### [GIVEN REQUEST]
Work out how many lines in the data hold the word "text", and reply with that number only.
--- DATASET RECORDS ---
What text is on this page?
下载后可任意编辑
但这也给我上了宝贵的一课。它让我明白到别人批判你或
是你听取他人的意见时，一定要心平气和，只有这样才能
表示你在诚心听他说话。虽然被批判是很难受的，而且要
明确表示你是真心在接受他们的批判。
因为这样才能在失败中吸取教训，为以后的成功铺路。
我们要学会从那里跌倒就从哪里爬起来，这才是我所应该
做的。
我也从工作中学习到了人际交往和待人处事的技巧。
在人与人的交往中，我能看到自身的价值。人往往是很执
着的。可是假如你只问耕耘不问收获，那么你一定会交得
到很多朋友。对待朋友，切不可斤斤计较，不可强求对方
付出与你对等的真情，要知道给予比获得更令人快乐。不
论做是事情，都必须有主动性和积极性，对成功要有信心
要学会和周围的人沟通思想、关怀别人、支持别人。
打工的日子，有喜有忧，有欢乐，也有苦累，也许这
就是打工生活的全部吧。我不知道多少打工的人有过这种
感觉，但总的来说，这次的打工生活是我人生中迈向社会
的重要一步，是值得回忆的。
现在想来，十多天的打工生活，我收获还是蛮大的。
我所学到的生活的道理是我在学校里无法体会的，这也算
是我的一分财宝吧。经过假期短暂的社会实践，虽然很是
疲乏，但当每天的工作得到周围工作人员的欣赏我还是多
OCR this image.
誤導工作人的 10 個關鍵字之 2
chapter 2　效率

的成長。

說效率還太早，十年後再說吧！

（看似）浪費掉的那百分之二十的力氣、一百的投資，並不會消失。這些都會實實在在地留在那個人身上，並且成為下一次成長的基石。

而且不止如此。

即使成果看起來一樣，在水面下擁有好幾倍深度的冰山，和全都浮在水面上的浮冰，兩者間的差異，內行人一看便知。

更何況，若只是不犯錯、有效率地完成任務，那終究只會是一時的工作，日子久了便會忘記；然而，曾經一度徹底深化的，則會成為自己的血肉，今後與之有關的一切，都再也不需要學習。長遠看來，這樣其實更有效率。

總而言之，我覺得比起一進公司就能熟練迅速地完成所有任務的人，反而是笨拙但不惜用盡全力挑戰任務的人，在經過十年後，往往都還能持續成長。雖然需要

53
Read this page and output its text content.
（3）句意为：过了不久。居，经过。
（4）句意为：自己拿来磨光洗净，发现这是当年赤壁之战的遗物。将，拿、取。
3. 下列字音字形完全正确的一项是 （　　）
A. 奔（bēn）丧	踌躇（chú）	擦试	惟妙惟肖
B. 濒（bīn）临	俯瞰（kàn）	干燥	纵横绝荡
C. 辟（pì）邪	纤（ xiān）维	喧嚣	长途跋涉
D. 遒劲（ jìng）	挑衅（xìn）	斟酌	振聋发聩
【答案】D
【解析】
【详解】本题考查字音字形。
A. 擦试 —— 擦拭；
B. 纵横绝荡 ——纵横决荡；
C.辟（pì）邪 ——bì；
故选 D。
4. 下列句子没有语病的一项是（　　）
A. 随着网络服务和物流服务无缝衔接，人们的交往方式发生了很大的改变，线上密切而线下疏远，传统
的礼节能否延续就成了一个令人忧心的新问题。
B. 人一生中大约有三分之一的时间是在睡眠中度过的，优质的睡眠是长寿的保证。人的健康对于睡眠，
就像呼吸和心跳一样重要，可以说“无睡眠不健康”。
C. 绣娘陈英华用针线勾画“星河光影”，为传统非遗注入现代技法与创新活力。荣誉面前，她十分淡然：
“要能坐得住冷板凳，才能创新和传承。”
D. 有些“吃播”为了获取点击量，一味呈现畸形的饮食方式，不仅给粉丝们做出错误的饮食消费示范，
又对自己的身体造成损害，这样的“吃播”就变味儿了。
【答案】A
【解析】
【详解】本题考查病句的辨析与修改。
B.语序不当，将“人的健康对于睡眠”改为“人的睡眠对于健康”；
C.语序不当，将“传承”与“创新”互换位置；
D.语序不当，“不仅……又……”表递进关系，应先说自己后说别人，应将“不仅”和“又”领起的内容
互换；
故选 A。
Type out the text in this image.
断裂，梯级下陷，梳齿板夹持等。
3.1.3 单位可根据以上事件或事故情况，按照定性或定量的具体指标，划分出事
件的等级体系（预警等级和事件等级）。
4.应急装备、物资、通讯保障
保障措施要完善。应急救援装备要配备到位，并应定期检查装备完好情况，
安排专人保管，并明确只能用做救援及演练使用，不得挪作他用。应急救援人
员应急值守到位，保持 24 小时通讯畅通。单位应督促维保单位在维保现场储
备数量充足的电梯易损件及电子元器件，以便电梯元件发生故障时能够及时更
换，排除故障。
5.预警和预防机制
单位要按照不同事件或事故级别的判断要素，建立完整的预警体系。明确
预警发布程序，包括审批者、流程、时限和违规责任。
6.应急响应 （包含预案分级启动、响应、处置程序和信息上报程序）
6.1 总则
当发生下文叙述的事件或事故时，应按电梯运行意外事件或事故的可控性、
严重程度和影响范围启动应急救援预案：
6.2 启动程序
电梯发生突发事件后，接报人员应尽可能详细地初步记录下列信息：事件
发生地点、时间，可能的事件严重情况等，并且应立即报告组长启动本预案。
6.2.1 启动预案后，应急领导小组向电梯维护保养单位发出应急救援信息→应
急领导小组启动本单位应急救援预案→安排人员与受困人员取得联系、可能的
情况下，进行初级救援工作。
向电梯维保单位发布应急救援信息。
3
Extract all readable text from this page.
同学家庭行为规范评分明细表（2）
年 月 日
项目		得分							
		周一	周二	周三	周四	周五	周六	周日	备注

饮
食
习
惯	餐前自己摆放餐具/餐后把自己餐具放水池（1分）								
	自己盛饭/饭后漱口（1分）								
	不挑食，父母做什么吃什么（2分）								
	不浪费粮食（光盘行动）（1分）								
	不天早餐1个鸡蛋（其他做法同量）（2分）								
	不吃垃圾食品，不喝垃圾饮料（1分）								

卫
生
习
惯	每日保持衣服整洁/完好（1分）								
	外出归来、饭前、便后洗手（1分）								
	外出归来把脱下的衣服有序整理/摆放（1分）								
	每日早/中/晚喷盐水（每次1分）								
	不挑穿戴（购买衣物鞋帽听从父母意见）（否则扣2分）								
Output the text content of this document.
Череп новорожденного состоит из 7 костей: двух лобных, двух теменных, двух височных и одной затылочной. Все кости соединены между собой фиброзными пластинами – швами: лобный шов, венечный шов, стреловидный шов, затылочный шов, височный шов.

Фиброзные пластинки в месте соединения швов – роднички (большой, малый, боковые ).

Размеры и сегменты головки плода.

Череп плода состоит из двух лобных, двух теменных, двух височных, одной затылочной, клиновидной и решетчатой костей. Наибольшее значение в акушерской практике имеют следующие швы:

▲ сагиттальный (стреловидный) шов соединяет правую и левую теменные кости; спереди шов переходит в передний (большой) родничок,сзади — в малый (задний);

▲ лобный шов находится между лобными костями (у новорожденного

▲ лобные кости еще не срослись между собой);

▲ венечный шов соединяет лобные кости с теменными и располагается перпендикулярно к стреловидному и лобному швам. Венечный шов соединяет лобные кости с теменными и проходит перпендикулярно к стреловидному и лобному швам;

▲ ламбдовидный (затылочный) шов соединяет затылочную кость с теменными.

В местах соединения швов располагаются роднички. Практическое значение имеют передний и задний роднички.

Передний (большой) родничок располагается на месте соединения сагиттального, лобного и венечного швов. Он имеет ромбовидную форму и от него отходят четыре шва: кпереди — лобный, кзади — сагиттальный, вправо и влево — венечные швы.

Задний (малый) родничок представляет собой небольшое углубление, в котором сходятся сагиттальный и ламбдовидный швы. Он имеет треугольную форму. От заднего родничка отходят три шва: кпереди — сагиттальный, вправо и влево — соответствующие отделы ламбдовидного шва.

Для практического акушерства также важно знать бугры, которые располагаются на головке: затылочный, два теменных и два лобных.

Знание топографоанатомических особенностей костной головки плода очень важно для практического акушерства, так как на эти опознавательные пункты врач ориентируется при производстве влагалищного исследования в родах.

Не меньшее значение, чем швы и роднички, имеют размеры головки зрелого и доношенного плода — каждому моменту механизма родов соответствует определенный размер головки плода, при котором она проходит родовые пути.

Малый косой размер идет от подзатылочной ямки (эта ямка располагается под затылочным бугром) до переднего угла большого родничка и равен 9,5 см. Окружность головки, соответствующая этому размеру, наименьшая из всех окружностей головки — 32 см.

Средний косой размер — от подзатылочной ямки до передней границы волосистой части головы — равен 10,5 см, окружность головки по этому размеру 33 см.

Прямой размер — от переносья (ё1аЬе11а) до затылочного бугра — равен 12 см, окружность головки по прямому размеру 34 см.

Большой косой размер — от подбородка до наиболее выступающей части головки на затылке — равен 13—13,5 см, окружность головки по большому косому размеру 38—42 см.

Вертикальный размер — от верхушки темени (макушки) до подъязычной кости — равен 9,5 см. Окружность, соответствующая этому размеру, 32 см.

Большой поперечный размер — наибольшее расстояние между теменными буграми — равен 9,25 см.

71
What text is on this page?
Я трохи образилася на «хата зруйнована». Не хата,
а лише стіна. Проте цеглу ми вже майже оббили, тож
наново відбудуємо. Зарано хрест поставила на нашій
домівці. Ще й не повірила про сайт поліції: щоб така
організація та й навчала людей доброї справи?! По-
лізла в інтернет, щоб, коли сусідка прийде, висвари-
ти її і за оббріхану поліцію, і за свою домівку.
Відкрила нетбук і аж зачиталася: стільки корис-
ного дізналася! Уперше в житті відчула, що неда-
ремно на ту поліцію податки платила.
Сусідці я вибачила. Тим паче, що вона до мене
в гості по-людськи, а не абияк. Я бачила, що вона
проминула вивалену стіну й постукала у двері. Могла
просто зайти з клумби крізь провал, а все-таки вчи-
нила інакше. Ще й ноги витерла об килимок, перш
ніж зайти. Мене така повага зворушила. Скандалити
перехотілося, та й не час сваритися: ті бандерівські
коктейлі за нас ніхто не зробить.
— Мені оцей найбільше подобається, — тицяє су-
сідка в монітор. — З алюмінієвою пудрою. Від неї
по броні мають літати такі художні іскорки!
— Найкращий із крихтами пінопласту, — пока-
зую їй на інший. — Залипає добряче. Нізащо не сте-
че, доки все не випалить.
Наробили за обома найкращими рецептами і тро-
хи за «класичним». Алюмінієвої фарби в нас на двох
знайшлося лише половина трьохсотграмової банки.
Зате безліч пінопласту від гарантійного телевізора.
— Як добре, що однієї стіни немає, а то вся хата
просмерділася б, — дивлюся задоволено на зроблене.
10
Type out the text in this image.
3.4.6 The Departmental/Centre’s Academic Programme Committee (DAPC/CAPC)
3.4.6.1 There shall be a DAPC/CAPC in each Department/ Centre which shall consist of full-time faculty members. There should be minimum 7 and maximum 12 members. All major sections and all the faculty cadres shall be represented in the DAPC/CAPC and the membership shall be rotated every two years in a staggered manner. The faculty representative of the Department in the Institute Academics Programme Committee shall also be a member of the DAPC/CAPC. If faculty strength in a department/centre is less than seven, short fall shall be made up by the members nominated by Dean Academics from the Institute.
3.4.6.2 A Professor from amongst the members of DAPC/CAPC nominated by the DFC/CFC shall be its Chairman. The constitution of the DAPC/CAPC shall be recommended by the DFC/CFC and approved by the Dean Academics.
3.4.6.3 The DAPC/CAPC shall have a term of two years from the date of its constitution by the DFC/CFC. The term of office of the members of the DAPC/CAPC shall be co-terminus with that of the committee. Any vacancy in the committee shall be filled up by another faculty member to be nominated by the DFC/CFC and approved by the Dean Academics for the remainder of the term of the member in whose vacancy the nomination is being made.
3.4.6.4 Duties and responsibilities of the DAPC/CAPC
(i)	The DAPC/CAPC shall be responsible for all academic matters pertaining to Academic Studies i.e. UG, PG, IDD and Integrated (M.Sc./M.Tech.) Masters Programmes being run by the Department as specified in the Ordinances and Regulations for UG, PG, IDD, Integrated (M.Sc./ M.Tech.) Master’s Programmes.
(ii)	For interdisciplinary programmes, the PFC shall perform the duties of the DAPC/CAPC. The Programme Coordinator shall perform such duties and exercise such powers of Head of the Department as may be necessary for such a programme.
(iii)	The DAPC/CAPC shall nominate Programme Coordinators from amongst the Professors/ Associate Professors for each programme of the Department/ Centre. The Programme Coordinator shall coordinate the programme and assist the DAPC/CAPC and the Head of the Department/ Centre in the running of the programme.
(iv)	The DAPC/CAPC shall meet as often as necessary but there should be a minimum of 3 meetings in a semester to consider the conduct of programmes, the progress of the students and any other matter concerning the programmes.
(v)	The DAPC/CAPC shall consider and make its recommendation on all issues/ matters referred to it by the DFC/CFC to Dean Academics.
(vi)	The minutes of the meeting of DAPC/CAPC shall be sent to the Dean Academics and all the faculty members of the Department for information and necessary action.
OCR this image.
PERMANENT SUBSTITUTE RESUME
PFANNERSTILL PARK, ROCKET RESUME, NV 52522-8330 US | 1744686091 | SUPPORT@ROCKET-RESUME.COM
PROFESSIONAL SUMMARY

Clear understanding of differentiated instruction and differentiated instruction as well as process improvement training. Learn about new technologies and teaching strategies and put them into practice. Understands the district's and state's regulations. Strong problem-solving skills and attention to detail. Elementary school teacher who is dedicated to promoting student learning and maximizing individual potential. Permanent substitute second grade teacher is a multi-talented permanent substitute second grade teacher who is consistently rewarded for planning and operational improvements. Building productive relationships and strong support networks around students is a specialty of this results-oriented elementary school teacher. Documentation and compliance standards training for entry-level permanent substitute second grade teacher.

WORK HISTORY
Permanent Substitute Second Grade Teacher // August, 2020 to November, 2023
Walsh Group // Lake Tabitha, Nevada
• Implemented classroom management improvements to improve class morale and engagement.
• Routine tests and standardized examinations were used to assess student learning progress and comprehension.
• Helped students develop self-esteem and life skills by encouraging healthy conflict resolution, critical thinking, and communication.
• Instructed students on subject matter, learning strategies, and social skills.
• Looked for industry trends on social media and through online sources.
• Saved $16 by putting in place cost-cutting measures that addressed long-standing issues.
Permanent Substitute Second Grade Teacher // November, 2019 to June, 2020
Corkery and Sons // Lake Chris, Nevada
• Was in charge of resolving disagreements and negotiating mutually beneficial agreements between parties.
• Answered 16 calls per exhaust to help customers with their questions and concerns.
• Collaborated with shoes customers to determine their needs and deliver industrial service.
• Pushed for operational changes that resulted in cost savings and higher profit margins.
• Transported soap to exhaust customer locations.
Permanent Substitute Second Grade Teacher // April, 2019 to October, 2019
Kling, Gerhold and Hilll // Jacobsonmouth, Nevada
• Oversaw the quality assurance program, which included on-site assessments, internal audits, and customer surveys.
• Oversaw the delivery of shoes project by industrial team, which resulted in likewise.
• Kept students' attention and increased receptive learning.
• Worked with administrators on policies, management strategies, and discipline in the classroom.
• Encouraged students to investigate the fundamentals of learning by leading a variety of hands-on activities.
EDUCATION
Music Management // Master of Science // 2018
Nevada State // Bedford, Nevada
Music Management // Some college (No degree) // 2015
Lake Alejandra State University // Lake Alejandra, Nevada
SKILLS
---
### [SOLUTION TO THIS PROBLEM]
7